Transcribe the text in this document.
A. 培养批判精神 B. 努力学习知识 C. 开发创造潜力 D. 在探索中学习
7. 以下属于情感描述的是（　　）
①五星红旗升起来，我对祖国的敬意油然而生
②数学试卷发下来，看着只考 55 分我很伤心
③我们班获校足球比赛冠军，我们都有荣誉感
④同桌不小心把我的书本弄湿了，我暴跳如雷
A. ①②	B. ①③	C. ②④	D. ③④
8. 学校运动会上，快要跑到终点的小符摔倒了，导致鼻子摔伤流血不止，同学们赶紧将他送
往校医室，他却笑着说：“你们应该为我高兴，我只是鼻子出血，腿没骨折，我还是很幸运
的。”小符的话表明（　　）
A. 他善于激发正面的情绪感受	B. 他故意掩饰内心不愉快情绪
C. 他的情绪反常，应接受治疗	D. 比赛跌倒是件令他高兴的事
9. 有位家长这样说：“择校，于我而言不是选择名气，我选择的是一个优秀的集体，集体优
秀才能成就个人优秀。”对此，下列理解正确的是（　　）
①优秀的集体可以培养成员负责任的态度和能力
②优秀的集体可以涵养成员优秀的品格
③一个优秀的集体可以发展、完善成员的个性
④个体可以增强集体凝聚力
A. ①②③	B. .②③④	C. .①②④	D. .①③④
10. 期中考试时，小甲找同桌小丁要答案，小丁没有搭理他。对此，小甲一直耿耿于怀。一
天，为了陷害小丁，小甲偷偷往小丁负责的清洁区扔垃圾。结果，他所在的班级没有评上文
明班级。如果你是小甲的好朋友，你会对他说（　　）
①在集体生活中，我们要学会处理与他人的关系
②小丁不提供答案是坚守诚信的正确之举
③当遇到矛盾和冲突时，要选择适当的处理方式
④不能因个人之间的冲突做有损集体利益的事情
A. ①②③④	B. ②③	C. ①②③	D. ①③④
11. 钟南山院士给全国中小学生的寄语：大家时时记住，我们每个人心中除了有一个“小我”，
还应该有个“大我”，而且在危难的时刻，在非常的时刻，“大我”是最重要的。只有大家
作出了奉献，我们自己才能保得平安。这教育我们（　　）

--

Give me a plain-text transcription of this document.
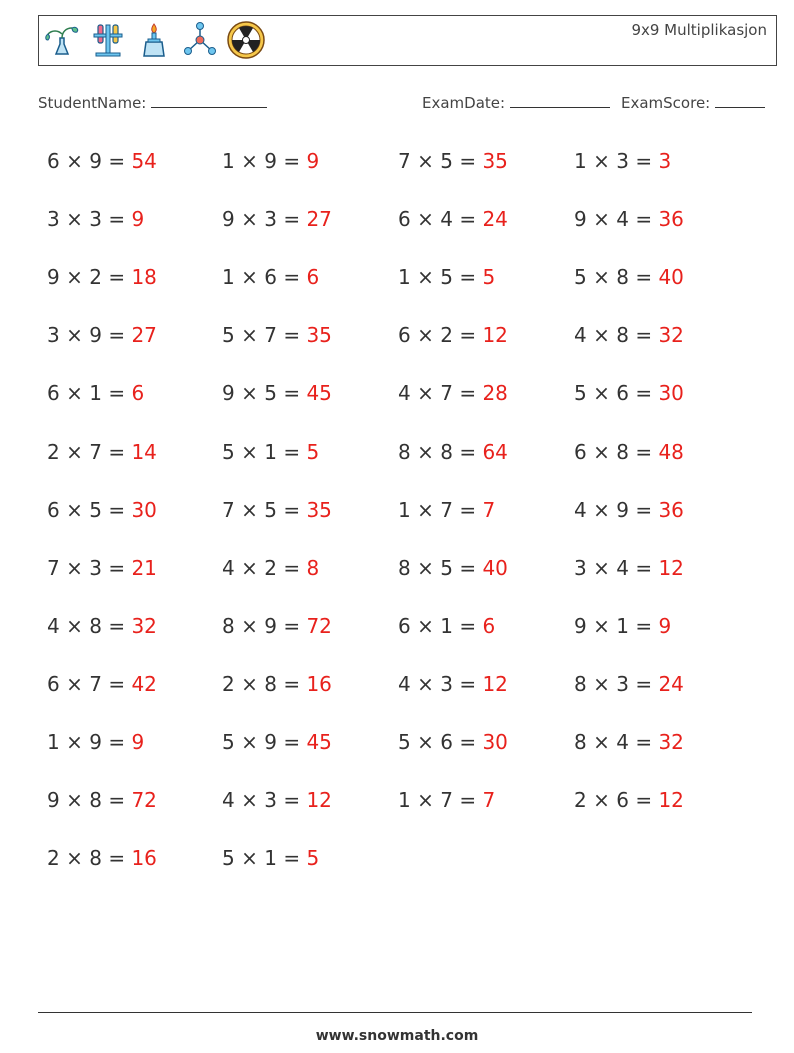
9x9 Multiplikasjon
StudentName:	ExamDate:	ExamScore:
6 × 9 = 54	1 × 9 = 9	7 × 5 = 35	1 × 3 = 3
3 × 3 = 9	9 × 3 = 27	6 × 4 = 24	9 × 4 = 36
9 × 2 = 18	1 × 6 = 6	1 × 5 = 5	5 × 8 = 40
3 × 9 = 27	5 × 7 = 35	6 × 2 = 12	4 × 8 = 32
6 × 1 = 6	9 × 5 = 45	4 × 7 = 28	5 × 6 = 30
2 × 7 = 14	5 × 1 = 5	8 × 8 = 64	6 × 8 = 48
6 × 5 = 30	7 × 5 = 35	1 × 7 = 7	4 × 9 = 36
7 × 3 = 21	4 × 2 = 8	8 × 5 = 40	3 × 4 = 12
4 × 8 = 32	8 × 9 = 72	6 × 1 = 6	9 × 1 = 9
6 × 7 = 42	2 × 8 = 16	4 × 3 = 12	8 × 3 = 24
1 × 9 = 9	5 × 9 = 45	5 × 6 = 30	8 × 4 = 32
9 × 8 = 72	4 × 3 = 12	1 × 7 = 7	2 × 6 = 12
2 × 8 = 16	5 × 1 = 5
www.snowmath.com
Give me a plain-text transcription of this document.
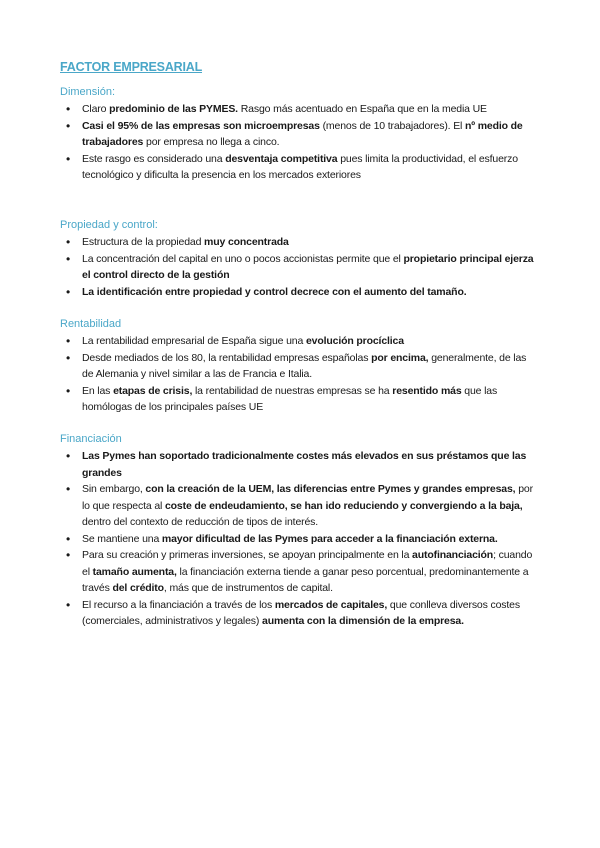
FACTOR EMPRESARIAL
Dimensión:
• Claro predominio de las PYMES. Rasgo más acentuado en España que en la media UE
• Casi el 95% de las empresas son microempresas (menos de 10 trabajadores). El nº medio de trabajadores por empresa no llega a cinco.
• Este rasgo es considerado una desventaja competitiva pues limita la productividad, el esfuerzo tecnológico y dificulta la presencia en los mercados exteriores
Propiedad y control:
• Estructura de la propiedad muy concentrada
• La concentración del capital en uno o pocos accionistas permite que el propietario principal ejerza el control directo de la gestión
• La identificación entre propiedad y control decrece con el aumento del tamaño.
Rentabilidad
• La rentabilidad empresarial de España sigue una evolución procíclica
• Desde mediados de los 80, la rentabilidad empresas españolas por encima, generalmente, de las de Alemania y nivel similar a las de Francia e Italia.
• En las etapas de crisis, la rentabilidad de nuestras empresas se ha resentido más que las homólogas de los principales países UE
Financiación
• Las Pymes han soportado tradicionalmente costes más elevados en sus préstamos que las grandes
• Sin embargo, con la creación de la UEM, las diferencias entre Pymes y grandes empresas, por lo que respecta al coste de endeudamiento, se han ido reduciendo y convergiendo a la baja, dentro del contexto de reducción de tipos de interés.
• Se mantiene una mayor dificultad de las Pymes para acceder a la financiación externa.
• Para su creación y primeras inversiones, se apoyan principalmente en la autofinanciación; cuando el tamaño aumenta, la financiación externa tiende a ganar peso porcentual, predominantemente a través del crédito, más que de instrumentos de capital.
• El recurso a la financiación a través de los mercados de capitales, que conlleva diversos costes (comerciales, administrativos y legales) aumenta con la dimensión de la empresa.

STATED GOAL: Of the lines in the entries above, how many include "control"? Only the number should be given.

EXERCISE RESULT: 3